● Set task:
Work out how many lines in the listing below include the word "الله". Give nothing but the number.

══ Source material ══

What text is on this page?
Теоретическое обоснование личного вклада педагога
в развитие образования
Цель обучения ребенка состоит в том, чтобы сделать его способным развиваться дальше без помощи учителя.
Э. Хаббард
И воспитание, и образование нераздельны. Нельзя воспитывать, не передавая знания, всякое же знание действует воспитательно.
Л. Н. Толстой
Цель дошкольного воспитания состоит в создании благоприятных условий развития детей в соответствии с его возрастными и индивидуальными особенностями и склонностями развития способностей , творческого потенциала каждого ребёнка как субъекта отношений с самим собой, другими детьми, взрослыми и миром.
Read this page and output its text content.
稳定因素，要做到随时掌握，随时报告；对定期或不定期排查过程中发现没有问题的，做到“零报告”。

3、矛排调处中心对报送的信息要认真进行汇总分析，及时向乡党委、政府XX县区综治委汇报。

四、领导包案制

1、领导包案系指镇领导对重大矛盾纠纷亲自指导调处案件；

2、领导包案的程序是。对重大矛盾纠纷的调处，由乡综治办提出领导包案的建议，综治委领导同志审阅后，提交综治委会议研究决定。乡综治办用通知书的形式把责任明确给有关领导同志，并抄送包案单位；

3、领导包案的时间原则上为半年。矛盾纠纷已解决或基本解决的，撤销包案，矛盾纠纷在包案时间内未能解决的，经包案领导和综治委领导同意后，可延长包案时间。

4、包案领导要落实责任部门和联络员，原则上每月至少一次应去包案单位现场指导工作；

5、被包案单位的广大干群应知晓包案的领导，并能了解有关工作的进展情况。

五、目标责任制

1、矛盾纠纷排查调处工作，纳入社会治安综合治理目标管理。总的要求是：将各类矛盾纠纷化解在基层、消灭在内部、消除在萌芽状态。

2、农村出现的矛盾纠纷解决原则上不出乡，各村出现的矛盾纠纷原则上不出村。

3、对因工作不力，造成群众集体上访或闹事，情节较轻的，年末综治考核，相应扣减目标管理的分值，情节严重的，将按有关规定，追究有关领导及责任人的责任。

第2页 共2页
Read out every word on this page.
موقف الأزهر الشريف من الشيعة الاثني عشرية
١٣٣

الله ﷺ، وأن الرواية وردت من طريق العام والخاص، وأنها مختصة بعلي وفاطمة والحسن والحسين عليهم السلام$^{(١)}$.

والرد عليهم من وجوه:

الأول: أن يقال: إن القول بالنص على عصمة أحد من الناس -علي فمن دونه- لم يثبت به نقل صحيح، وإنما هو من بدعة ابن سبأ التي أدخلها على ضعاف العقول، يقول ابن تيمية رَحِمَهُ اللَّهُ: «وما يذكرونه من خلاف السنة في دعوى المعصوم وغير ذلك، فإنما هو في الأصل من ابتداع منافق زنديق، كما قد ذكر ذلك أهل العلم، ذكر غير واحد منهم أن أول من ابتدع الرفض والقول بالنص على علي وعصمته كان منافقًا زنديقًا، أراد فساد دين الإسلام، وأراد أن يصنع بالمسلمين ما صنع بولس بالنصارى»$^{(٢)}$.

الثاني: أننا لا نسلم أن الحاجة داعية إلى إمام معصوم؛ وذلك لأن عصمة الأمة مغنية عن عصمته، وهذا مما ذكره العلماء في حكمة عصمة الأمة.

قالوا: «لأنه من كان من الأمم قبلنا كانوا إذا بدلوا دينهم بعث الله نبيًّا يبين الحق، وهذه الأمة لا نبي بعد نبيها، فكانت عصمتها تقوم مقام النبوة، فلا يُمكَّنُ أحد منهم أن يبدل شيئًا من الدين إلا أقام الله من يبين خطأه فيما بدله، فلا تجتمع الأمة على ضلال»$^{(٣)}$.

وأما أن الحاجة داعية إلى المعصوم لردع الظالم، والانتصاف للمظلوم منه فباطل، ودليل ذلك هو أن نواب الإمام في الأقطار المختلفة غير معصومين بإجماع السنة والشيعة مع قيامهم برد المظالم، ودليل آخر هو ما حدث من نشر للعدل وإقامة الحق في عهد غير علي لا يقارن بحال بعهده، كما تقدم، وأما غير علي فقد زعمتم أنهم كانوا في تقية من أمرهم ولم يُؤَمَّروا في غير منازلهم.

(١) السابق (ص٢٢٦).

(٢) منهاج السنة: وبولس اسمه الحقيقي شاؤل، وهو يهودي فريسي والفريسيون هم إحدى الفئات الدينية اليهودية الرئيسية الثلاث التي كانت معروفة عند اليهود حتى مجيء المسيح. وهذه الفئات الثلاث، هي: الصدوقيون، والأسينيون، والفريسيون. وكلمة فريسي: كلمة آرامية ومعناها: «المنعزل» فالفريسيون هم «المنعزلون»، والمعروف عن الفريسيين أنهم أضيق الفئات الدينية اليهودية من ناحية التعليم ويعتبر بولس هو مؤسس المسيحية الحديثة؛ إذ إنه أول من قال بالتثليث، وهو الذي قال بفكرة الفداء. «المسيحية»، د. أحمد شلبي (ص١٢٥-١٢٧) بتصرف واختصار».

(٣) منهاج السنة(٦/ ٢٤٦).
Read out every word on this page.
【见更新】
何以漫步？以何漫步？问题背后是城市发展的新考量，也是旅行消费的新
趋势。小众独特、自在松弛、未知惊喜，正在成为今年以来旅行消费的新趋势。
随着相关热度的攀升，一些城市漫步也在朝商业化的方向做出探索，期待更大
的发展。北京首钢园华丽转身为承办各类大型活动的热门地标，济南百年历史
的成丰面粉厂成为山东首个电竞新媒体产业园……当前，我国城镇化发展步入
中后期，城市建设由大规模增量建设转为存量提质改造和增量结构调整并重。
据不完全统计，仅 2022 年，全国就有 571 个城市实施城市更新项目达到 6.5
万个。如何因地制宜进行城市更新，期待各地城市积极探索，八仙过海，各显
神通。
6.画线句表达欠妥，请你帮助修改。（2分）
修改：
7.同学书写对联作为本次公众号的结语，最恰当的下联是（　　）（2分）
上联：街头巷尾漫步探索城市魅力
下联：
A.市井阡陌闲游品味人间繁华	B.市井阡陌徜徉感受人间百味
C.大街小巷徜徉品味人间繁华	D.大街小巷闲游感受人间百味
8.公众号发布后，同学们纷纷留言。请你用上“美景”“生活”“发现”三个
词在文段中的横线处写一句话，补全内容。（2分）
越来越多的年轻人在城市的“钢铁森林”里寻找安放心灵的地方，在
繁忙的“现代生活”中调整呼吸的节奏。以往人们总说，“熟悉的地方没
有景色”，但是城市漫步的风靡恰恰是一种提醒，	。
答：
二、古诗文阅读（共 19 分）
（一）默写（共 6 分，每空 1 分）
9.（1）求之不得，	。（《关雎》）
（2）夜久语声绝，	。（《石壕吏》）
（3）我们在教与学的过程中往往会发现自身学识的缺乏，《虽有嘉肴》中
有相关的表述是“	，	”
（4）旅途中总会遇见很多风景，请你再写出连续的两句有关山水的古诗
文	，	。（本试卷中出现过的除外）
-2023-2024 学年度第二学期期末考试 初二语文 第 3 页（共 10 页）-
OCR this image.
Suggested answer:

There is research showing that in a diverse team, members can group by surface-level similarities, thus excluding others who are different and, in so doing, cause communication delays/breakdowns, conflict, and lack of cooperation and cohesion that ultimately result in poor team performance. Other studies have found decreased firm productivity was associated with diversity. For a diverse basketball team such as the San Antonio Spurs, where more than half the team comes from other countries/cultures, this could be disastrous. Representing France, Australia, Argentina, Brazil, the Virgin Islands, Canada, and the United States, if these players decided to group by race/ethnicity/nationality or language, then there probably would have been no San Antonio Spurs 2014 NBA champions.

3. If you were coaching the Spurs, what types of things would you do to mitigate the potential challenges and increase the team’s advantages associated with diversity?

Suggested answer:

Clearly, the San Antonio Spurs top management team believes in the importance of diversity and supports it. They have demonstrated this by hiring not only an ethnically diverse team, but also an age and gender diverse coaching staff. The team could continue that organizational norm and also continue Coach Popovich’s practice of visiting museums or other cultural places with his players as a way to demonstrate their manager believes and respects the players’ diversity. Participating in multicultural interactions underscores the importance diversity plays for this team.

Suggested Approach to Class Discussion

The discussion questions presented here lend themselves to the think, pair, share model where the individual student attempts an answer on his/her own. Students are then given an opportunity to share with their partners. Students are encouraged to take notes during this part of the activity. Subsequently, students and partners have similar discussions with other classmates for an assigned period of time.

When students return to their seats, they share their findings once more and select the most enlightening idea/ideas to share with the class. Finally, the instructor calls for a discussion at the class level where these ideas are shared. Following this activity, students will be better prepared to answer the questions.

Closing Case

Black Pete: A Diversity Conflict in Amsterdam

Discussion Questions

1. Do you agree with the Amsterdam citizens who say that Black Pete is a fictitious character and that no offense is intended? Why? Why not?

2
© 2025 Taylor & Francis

═══

● Result of this exercise:
2